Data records

+++

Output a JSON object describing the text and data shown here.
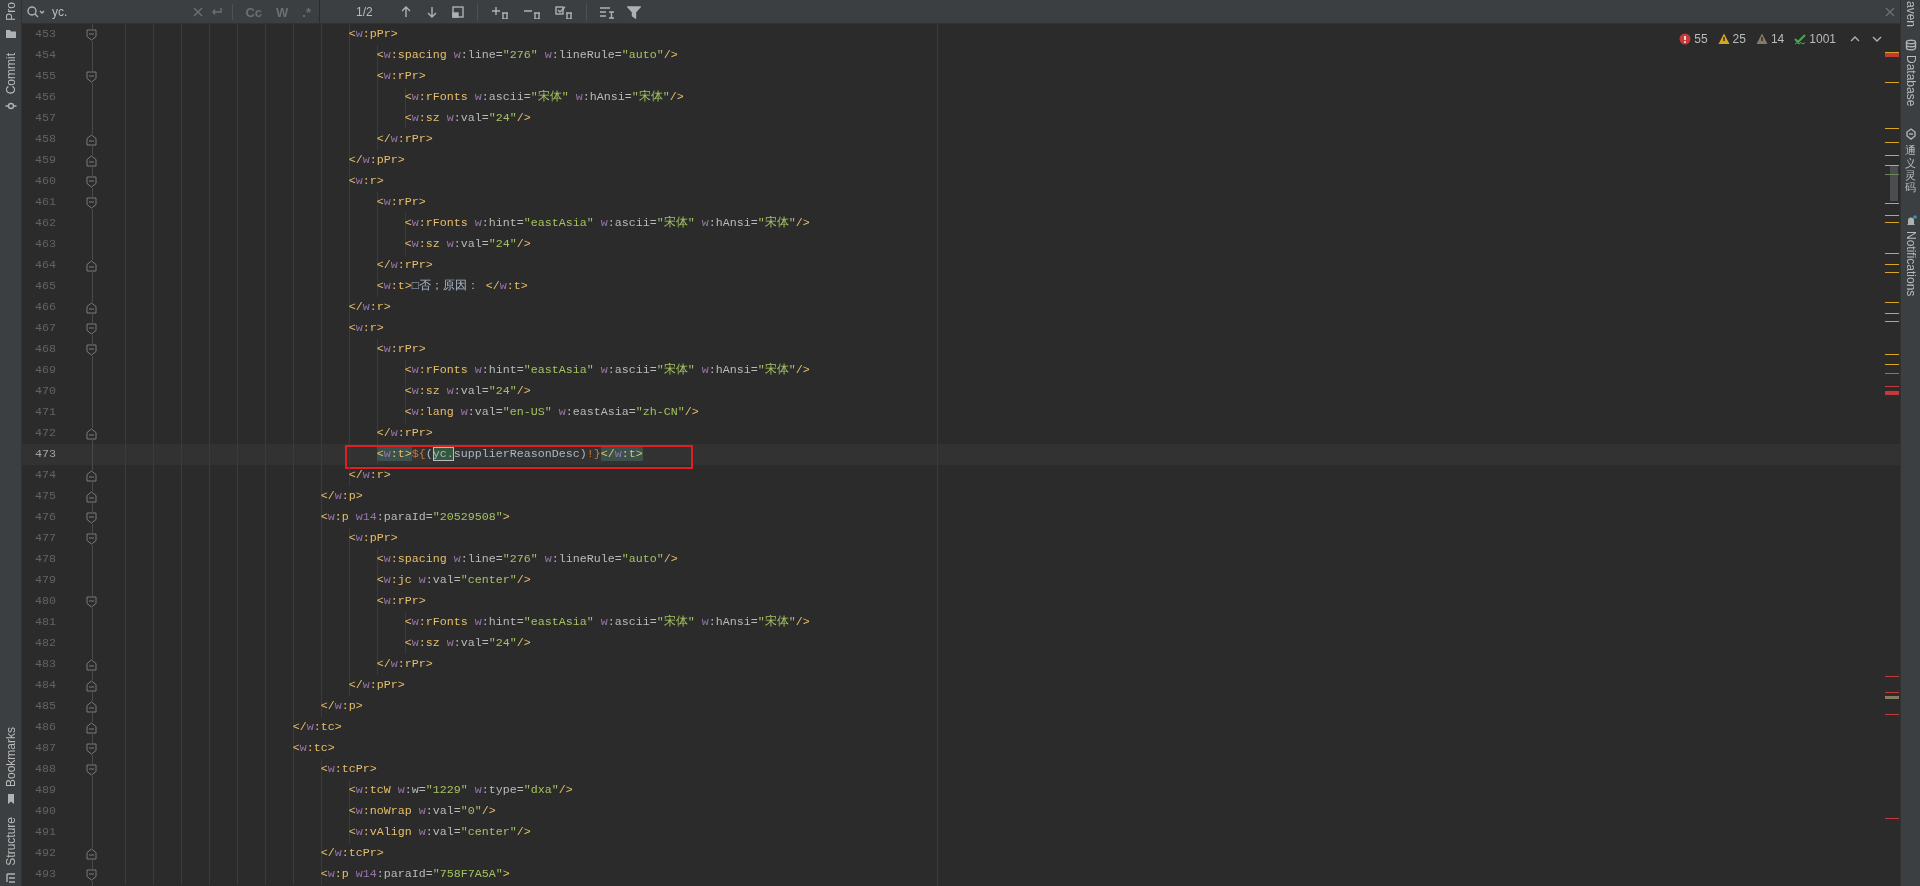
{
  "left_toolbar": {
    "top": [
      {
        "kind": "project",
        "label": "Pro"
      },
      {
        "kind": "commit",
        "label": "Commit"
      }
    ],
    "bottom": [
      {
        "kind": "bookmarks",
        "label": "Bookmarks"
      },
      {
        "kind": "structure",
        "label": "Structure"
      }
    ]
  },
  "right_toolbar": [
    {
      "kind": "maven",
      "label": "aven"
    },
    {
      "kind": "database",
      "label": "Database"
    },
    {
      "kind": "assistant",
      "label": "通义灵码"
    },
    {
      "kind": "notifications",
      "label": "Notifications"
    }
  ],
  "search_bar": {
    "value": "yc.",
    "options": [
      {
        "label": "Cc",
        "selected": false
      },
      {
        "label": "W",
        "selected": false
      },
      {
        "label": ".*",
        "selected": false
      }
    ],
    "match_count": "1/2"
  },
  "inspections": [
    {
      "kind": "error",
      "count": "55"
    },
    {
      "kind": "warning",
      "count": "25"
    },
    {
      "kind": "weak_warning",
      "count": "14"
    },
    {
      "kind": "typo",
      "count": "1001"
    }
  ],
  "lines": [
    {
      "number": "453",
      "fold_start": true,
      "fold_end": false,
      "current": false,
      "segments": [
        {
          "kind": "code",
          "text": "                                    <w:pPr>"
        }
      ]
    },
    {
      "number": "454",
      "fold_start": false,
      "fold_end": false,
      "current": false,
      "segments": [
        {
          "kind": "code",
          "text": "                                        <w:spacing w:line=\"276\" w:lineRule=\"auto\"/>"
        }
      ]
    },
    {
      "number": "455",
      "fold_start": true,
      "fold_end": false,
      "current": false,
      "segments": [
        {
          "kind": "code",
          "text": "                                        <w:rPr>"
        }
      ]
    },
    {
      "number": "456",
      "fold_start": false,
      "fold_end": false,
      "current": false,
      "segments": [
        {
          "kind": "code",
          "text": "                                            <w:rFonts w:ascii=\"宋体\" w:hAnsi=\"宋体\"/>"
        }
      ]
    },
    {
      "number": "457",
      "fold_start": false,
      "fold_end": false,
      "current": false,
      "segments": [
        {
          "kind": "code",
          "text": "                                            <w:sz w:val=\"24\"/>"
        }
      ]
    },
    {
      "number": "458",
      "fold_start": false,
      "fold_end": true,
      "current": false,
      "segments": [
        {
          "kind": "code",
          "text": "                                        </w:rPr>"
        }
      ]
    },
    {
      "number": "459",
      "fold_start": false,
      "fold_end": true,
      "current": false,
      "segments": [
        {
          "kind": "code",
          "text": "                                    </w:pPr>"
        }
      ]
    },
    {
      "number": "460",
      "fold_start": true,
      "fold_end": false,
      "current": false,
      "segments": [
        {
          "kind": "code",
          "text": "                                    <w:r>"
        }
      ]
    },
    {
      "number": "461",
      "fold_start": true,
      "fold_end": false,
      "current": false,
      "segments": [
        {
          "kind": "code",
          "text": "                                        <w:rPr>"
        }
      ]
    },
    {
      "number": "462",
      "fold_start": false,
      "fold_end": false,
      "current": false,
      "segments": [
        {
          "kind": "code",
          "text": "                                            <w:rFonts w:hint=\"eastAsia\" w:ascii=\"宋体\" w:hAnsi=\"宋体\"/>"
        }
      ]
    },
    {
      "number": "463",
      "fold_start": false,
      "fold_end": false,
      "current": false,
      "segments": [
        {
          "kind": "code",
          "text": "                                            <w:sz w:val=\"24\"/>"
        }
      ]
    },
    {
      "number": "464",
      "fold_start": false,
      "fold_end": true,
      "current": false,
      "segments": [
        {
          "kind": "code",
          "text": "                                        </w:rPr>"
        }
      ]
    },
    {
      "number": "465",
      "fold_start": false,
      "fold_end": false,
      "current": false,
      "segments": [
        {
          "kind": "code",
          "text": "                                        <w:t>□否；原因： </w:t>"
        }
      ]
    },
    {
      "number": "466",
      "fold_start": false,
      "fold_end": true,
      "current": false,
      "segments": [
        {
          "kind": "code",
          "text": "                                    </w:r>"
        }
      ]
    },
    {
      "number": "467",
      "fold_start": true,
      "fold_end": false,
      "current": false,
      "segments": [
        {
          "kind": "code",
          "text": "                                    <w:r>"
        }
      ]
    },
    {
      "number": "468",
      "fold_start": true,
      "fold_end": false,
      "current": false,
      "segments": [
        {
          "kind": "code",
          "text": "                                        <w:rPr>"
        }
      ]
    },
    {
      "number": "469",
      "fold_start": false,
      "fold_end": false,
      "current": false,
      "segments": [
        {
          "kind": "code",
          "text": "                                            <w:rFonts w:hint=\"eastAsia\" w:ascii=\"宋体\" w:hAnsi=\"宋体\"/>"
        }
      ]
    },
    {
      "number": "470",
      "fold_start": false,
      "fold_end": false,
      "current": false,
      "segments": [
        {
          "kind": "code",
          "text": "                                            <w:sz w:val=\"24\"/>"
        }
      ]
    },
    {
      "number": "471",
      "fold_start": false,
      "fold_end": false,
      "current": false,
      "segments": [
        {
          "kind": "code",
          "text": "                                            <w:lang w:val=\"en-US\" w:eastAsia=\"zh-CN\"/>"
        }
      ]
    },
    {
      "number": "472",
      "fold_start": false,
      "fold_end": true,
      "current": false,
      "segments": [
        {
          "kind": "code",
          "text": "                                        </w:rPr>"
        }
      ]
    },
    {
      "number": "473",
      "fold_start": false,
      "fold_end": false,
      "current": true,
      "boxed": true,
      "segments": [
        {
          "kind": "matched_tag",
          "text": "                                        <w:t>"
        },
        {
          "kind": "code",
          "text": "${("
        },
        {
          "kind": "search_match",
          "text": "yc."
        },
        {
          "kind": "code",
          "text": "supplierReasonDesc)!}"
        },
        {
          "kind": "matched_tag",
          "text": "</w:t>"
        }
      ]
    },
    {
      "number": "474",
      "fold_start": false,
      "fold_end": true,
      "current": false,
      "segments": [
        {
          "kind": "code",
          "text": "                                    </w:r>"
        }
      ]
    },
    {
      "number": "475",
      "fold_start": false,
      "fold_end": true,
      "current": false,
      "segments": [
        {
          "kind": "code",
          "text": "                                </w:p>"
        }
      ]
    },
    {
      "number": "476",
      "fold_start": true,
      "fold_end": false,
      "current": false,
      "segments": [
        {
          "kind": "code",
          "text": "                                <w:p w14:paraId=\"20529508\">"
        }
      ]
    },
    {
      "number": "477",
      "fold_start": true,
      "fold_end": false,
      "current": false,
      "segments": [
        {
          "kind": "code",
          "text": "                                    <w:pPr>"
        }
      ]
    },
    {
      "number": "478",
      "fold_start": false,
      "fold_end": false,
      "current": false,
      "segments": [
        {
          "kind": "code",
          "text": "                                        <w:spacing w:line=\"276\" w:lineRule=\"auto\"/>"
        }
      ]
    },
    {
      "number": "479",
      "fold_start": false,
      "fold_end": false,
      "current": false,
      "segments": [
        {
          "kind": "code",
          "text": "                                        <w:jc w:val=\"center\"/>"
        }
      ]
    },
    {
      "number": "480",
      "fold_start": true,
      "fold_end": false,
      "current": false,
      "segments": [
        {
          "kind": "code",
          "text": "                                        <w:rPr>"
        }
      ]
    },
    {
      "number": "481",
      "fold_start": false,
      "fold_end": false,
      "current": false,
      "segments": [
        {
          "kind": "code",
          "text": "                                            <w:rFonts w:hint=\"eastAsia\" w:ascii=\"宋体\" w:hAnsi=\"宋体\"/>"
        }
      ]
    },
    {
      "number": "482",
      "fold_start": false,
      "fold_end": false,
      "current": false,
      "segments": [
        {
          "kind": "code",
          "text": "                                            <w:sz w:val=\"24\"/>"
        }
      ]
    },
    {
      "number": "483",
      "fold_start": false,
      "fold_end": true,
      "current": false,
      "segments": [
        {
          "kind": "code",
          "text": "                                        </w:rPr>"
        }
      ]
    },
    {
      "number": "484",
      "fold_start": false,
      "fold_end": true,
      "current": false,
      "segments": [
        {
          "kind": "code",
          "text": "                                    </w:pPr>"
        }
      ]
    },
    {
      "number": "485",
      "fold_start": false,
      "fold_end": true,
      "current": false,
      "segments": [
        {
          "kind": "code",
          "text": "                                </w:p>"
        }
      ]
    },
    {
      "number": "486",
      "fold_start": false,
      "fold_end": true,
      "current": false,
      "segments": [
        {
          "kind": "code",
          "text": "                            </w:tc>"
        }
      ]
    },
    {
      "number": "487",
      "fold_start": true,
      "fold_end": false,
      "current": false,
      "segments": [
        {
          "kind": "code",
          "text": "                            <w:tc>"
        }
      ]
    },
    {
      "number": "488",
      "fold_start": true,
      "fold_end": false,
      "current": false,
      "segments": [
        {
          "kind": "code",
          "text": "                                <w:tcPr>"
        }
      ]
    },
    {
      "number": "489",
      "fold_start": false,
      "fold_end": false,
      "current": false,
      "segments": [
        {
          "kind": "code",
          "text": "                                    <w:tcW w:w=\"1229\" w:type=\"dxa\"/>"
        }
      ]
    },
    {
      "number": "490",
      "fold_start": false,
      "fold_end": false,
      "current": false,
      "segments": [
        {
          "kind": "code",
          "text": "                                    <w:noWrap w:val=\"0\"/>"
        }
      ]
    },
    {
      "number": "491",
      "fold_start": false,
      "fold_end": false,
      "current": false,
      "segments": [
        {
          "kind": "code",
          "text": "                                    <w:vAlign w:val=\"center\"/>"
        }
      ]
    },
    {
      "number": "492",
      "fold_start": false,
      "fold_end": true,
      "current": false,
      "segments": [
        {
          "kind": "code",
          "text": "                                </w:tcPr>"
        }
      ]
    },
    {
      "number": "493",
      "fold_start": true,
      "fold_end": false,
      "current": false,
      "segments": [
        {
          "kind": "code",
          "text": "                                <w:p w14:paraId=\"758F7A5A\">"
        }
      ]
    }
  ]
}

+++

▶ Required work:
Copy each line from the records above that includes the string "center".

▶ Solution to this exercise:
          "text": "                                        <w:jc w:val=\"center\"/>"
          "text": "                                    <w:vAlign w:val=\"center\"/>"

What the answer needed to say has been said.